所给文本:
=======

还有一个Using cfg = “data” on an attribute is a noop and no longer supported. Please remove it. You can use --incompatible_disallow_data_transition=false to temporarily disable this check.

加上–incompatible_disallow_data_transition=false 同理

4.编译时突然退出 C++ compilation of rule ‘@aws//:aws’ failed (Exit 4): gcc failed: error executing command
/root/.cache/bazel/bazel_root/e53bbb0b0da4e26d24b415310219b953/external/aws/BUILD.bazel:12:1: C++ compilation of rule ‘@aws//:aws’ failed (Exit 4): gcc failed: error executing command
(cd /root/.cache/bazel/bazel_root/e53bbb0b0da4e26d24b415310219b953/execroot/tf_serving &&
exec env -
PATH=/usr/local/sbin:/usr/local/bin:/usr/sbin:/usr/bin:/sbin:/bin
PWD=/proc/self/cwd
PYTHON_BIN_PATH=/usr/bin/python
/usr/bin/gcc -U_FORTIFY_SOURCE -fstack-protector -Wall -Wunused-but-set-parameter -Wno-free-nonheap-object -fno-omit-frame-pointer -g0 -O2 ‘-D_FORTIFY_SOURCE=1’ -DNDEBUG -ffunction-sections -fdata-sections ‘-std=c++0x’ -MD -MF bazel-out/k8-opt/bin/external/aws/objs/aws/S3Client.d '-frandom-seed=bazel-out/k8-opt/bin/external/aws/objs/aws/S3Client.o’ -DCURL_STATICLIB -DPLATFORM_LINUX -DENABLE_CURL_CLIENT -DENABLE_NO_ENCRYPTION -iquote external/aws -iquote bazel-out/k8-opt/genfiles/external/aws -iquote bazel-out/k8-opt/bin/external/aws -iquote external/curl -iquote bazel-out/k8-opt/genfiles/external/curl -iquote bazel-out/k8-opt/bin/external/curl -iquote external/zlib_archive -iquote bazel-out/k8-opt/genfiles/external/zlib_archive -iquote bazel-out/k8-opt/bin/external/zlib_archive -iquote external/boringssl -iquote bazel-out/k8-opt/genfiles/external/boringssl -iquote bazel-out/k8-opt/bin/external/boringssl -isystem external/aws/aws-cpp-sdk-core/include -isystem bazel-out/k8-opt/genfiles/external/aws/aws-cpp-sdk-core/include -isystem bazel-out/k8-opt/bin/external/aws/aws-cpp-sdk-core/include -isystem external/aws/aws-cpp-sdk-kinesis/include -isystem bazel-out/k8-opt/genfiles/external/aws/aws-cpp-sdk-kinesis/include -isystem bazel-out/k8-opt/bin/external/aws/aws-cpp-sdk-kinesis/include -isystem external/aws/aws-cpp-sdk-s3/include -isystem bazel-out/k8-opt/genfiles/external/aws/aws-cpp-sdk-s3/include -isystem bazel-out/k8-opt/bin/external/aws/aws-cpp-sdk-s3/include -isystem external/curl/include -isystem bazel-out/k8-opt/genfiles/external/curl/include -isystem bazel-out/k8-opt/bin/external/curl/include -isystem external/zlib_archive -isystem bazel-out/k8-opt/genfiles/external/zlib_archive -isystem bazel-out/k8-opt/bin/external/zlib_archive -isystem external/boringssl/src/include -isystem bazel-out/k8-opt/genfiles/external/boringssl/src/include -isystem bazel-out/k8-opt/bin/external/boringssl/src/include ‘-D_GLIBCXX_USE_CXX11_ABI=0’ -fno-canonical-system-headers -Wno-builtin-macro-redefined '-D__DATE=“redacted”’ '-D__TIMESTAMP
=“redacted”’ ‘-D__TIME__=“redacted”’ -c external/aws/aws-cpp-sdk-s3/source/S3Client.cpp -o bazel-out/k8-opt/bin/external/aws/_objs/aws/S3Client.o)

=======

所给材料:
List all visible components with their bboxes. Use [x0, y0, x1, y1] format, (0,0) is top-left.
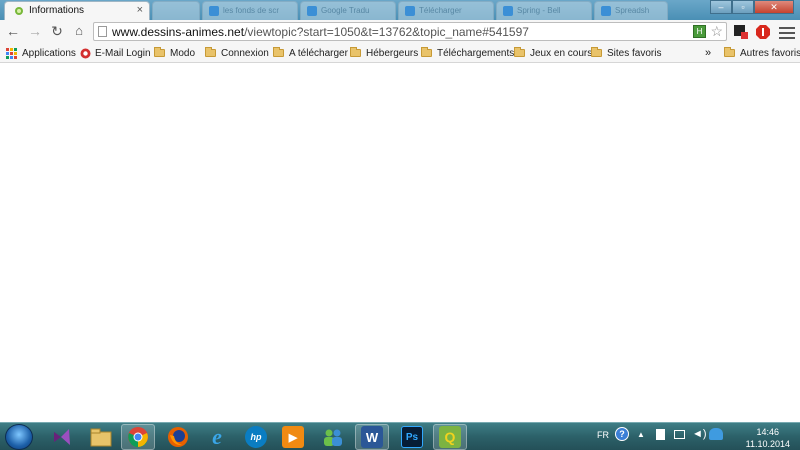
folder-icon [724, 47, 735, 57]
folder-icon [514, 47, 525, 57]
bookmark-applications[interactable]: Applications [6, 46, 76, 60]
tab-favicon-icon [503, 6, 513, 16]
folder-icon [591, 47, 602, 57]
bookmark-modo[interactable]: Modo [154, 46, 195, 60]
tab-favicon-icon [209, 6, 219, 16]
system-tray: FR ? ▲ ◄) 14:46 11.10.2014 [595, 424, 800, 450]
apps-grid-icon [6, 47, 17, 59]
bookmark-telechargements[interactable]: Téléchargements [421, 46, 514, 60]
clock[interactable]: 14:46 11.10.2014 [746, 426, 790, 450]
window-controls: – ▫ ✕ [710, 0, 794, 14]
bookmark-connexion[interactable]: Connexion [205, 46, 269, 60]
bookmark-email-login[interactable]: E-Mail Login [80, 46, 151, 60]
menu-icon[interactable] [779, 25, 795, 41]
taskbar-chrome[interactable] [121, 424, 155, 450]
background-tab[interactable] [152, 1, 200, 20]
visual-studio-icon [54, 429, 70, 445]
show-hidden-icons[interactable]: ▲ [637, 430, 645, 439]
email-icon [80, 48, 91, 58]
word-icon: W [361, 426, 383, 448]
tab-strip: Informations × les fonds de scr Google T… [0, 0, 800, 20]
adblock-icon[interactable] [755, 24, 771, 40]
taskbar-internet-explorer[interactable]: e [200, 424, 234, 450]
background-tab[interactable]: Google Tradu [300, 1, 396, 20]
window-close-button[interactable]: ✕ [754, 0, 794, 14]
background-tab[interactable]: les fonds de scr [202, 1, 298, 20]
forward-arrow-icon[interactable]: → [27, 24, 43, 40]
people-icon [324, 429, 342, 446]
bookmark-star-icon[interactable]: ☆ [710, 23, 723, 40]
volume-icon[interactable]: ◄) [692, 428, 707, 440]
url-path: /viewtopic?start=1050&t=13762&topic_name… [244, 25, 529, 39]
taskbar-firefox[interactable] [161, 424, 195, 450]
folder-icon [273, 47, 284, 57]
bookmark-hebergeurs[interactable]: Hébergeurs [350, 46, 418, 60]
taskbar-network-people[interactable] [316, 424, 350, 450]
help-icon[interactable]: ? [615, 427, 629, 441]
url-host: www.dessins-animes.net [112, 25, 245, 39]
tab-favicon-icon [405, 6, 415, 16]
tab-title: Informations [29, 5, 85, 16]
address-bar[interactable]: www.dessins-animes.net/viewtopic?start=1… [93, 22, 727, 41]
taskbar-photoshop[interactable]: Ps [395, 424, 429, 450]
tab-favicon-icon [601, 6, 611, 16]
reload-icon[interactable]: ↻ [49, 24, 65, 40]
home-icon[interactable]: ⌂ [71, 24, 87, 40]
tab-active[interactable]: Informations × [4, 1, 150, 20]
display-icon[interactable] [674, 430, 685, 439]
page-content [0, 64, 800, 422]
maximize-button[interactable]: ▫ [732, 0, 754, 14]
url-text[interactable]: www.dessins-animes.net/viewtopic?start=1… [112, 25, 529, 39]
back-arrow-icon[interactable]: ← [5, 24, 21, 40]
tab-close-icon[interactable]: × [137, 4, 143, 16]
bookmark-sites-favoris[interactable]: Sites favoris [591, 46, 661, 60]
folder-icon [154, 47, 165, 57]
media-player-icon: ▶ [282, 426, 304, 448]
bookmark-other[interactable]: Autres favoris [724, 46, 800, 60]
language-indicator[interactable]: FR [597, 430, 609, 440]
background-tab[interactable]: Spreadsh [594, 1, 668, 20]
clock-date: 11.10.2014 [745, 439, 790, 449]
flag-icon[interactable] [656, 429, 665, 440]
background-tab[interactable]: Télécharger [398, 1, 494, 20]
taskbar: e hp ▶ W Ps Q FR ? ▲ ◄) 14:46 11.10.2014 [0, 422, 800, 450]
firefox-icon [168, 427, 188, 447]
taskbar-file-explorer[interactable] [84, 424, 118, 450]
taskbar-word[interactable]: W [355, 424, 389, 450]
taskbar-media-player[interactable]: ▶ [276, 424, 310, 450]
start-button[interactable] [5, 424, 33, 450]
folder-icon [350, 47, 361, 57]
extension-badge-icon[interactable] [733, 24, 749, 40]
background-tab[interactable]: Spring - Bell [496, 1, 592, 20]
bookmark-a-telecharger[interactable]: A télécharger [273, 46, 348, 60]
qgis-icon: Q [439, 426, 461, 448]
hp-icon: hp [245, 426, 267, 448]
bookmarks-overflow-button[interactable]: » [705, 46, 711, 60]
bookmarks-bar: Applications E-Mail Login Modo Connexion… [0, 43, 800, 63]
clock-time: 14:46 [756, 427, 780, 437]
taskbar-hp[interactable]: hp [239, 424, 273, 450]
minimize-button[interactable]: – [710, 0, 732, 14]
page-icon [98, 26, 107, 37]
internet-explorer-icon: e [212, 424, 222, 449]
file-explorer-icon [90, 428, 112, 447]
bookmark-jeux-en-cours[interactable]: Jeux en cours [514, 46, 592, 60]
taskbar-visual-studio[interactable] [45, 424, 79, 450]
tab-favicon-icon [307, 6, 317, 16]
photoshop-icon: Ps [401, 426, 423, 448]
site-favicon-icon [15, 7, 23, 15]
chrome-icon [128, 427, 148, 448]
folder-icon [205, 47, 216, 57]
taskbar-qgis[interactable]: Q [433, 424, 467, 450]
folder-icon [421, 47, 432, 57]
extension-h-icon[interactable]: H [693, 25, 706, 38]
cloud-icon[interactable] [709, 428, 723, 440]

=======

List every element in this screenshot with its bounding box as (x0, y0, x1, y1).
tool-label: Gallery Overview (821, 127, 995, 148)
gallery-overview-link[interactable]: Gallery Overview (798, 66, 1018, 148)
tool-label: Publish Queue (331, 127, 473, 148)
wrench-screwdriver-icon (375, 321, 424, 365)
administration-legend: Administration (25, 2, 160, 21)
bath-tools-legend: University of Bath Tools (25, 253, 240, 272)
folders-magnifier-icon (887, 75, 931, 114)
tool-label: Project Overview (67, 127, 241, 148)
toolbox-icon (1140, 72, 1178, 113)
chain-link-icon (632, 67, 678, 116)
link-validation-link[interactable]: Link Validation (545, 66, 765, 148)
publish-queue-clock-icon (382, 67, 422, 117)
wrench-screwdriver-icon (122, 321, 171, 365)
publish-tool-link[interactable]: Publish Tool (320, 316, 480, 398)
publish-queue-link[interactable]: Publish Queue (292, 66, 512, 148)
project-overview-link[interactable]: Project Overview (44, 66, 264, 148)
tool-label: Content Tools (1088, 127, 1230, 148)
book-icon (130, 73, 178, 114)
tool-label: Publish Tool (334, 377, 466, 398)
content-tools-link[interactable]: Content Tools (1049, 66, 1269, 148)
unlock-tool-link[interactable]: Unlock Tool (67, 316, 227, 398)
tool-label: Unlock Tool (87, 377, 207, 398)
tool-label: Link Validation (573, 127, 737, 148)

=======

练习任务:
a. 在关于 Bazel 编译报错的文本中，可以用哪个参数暂时关闭针对 cfg = “data” 的检查？
b. 请续写这段关于 Bazel 编译报错的文本，从其最后一句之后接着写。

参考回答:
a. --incompatible_disallow_data_transition=false

b.
Execution platform: @bazel_tools//platforms:host_platform
gcc: internal compiler error: Killed (program cc1plus)
Please submit a full bug report,
with preprocessed source if appropriate.
See for instructions.

status 4表示内存不足,
所以限制bazel线程数,在bazel build命令中添加:
–local_resources=2048,.5,1.0\

5.pip 下载tensorflow-1.13.1-cp27-cp27mu-manylinux1_x86_64.whl超时
https://files.pythonhosted.org/packages/d2/ea/ab2c8c0e81bd051cc1180b104c75a865ab0fc66c89be992c4b20bbf6d624/tensorflow-1.13.1-cp27-cp27mu-manylinux1_x86_64.whl 这个地址下载慢,换成国内镜像
dockerfile中添加
RUN pip config set global.index-url https://pypi.tuna.tsinghua.edu.cn/simple

或者新建pip.conf 里面写入:
[global]
index-url = https://pypi.tuna.tsinghua.edu.cn/simple
[install]
trusted-host=mirrors.aliyun.com
然后在dockerfile中加入
COPY pip.conf /root/.pip/pip.conf

三、编译不带开发工具的镜像

docker build -f Dockerfile.mkl --build-arg TF_SERVING_VERSION_GIT_BRANCH=“1.13.0” -t tensorflow/serving:mkl .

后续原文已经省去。